>> START Data lines
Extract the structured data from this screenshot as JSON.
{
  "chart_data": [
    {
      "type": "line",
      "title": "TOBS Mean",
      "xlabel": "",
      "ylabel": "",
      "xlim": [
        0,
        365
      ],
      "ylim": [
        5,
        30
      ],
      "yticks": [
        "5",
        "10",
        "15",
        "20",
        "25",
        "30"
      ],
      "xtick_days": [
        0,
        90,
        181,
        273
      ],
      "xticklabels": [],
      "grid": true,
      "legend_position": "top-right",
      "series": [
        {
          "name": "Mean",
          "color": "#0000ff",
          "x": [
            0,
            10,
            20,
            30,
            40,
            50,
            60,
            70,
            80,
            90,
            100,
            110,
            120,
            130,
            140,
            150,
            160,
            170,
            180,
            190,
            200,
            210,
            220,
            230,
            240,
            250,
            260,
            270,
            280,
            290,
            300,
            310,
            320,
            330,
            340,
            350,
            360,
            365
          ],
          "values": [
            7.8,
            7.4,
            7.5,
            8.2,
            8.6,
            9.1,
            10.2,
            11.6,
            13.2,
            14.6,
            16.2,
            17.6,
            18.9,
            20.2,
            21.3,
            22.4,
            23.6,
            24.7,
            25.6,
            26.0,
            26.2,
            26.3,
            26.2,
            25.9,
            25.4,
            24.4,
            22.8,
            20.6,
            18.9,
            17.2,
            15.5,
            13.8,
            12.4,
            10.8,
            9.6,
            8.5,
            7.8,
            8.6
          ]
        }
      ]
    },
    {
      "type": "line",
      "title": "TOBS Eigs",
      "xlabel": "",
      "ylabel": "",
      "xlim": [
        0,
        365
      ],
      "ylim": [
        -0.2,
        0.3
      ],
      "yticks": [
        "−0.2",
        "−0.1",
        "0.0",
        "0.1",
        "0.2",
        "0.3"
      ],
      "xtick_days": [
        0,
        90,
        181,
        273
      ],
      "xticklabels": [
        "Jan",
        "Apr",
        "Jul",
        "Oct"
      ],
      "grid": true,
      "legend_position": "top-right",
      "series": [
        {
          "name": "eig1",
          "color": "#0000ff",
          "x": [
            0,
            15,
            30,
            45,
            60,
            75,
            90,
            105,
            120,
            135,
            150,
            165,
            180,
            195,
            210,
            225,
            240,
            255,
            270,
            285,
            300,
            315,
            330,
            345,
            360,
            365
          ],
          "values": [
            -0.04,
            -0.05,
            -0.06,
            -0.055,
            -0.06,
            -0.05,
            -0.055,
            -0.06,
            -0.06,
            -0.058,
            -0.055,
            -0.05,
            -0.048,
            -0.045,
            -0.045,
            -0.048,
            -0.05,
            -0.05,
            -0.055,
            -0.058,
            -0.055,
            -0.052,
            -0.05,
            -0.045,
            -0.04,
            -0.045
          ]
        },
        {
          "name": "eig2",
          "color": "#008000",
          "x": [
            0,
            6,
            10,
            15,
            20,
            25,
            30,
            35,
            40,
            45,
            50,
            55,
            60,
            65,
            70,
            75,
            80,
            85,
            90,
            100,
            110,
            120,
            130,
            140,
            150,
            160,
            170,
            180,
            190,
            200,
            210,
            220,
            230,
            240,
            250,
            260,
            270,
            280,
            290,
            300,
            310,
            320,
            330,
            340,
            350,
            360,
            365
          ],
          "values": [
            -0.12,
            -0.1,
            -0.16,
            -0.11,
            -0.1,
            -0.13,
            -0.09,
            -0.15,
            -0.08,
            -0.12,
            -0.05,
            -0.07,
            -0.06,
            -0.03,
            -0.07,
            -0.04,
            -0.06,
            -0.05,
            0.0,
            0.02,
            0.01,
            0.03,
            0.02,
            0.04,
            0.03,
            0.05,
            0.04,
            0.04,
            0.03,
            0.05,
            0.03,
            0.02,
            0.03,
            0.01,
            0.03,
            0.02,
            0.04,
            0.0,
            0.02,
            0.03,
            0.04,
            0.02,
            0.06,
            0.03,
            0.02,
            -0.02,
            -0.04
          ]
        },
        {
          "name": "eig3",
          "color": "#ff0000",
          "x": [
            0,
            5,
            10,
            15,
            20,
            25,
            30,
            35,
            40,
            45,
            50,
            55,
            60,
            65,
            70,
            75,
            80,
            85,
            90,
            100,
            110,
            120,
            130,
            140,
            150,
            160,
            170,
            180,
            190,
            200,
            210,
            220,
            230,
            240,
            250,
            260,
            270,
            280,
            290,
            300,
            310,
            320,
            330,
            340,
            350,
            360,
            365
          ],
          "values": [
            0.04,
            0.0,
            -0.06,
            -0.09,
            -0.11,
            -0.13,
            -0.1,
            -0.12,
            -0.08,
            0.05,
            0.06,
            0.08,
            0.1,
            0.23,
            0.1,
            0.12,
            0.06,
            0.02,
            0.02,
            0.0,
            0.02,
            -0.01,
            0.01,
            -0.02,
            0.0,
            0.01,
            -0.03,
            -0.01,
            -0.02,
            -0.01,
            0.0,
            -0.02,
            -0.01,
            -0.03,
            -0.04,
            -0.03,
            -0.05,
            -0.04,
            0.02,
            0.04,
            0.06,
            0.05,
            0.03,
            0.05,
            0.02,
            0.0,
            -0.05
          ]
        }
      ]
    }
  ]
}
>> END Data lines
>> START Data lines
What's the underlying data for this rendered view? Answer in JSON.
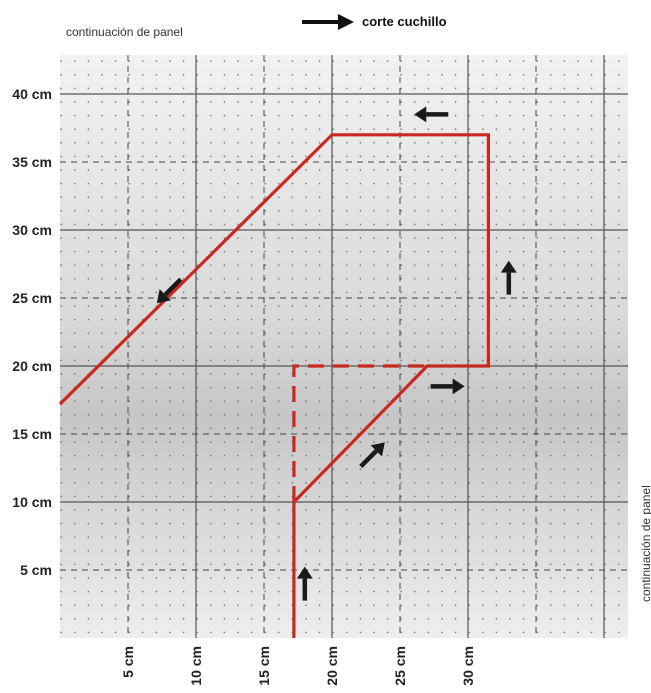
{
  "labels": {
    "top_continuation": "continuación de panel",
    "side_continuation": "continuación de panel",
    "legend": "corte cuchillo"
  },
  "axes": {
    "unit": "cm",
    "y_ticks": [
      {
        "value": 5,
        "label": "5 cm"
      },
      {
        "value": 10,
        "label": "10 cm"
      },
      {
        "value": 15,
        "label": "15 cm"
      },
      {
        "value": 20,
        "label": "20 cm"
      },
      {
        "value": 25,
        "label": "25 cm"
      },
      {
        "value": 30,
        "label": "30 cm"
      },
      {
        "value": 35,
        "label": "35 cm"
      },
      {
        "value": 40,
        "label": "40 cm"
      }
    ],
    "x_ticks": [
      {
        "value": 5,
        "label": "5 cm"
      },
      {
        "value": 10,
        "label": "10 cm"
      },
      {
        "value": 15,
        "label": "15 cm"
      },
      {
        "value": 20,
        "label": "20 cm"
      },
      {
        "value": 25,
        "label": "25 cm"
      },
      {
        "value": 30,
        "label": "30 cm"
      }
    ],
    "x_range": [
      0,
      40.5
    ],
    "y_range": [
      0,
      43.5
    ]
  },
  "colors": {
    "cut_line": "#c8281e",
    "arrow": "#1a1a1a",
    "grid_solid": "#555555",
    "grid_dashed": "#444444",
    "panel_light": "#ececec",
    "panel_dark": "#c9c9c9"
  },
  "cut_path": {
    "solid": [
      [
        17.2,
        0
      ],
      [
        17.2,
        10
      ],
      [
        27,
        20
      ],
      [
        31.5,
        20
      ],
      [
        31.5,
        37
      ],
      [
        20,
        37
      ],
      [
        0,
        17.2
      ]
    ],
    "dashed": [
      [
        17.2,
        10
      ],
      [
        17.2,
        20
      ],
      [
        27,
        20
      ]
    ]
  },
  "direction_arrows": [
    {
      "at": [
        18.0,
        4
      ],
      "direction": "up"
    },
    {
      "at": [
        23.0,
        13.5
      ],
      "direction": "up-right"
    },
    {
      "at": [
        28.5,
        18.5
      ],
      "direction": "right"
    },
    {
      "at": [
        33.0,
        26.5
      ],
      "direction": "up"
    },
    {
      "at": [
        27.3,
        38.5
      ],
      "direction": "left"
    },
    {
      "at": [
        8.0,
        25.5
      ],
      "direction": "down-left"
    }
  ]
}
>> END Data lines
Required task: Sift the material for lines with the string "name". Copy each one found.

Answer to this task:
          "name": "Mean",
          "name": "eig1",
          "name": "eig2",
          "name": "eig3",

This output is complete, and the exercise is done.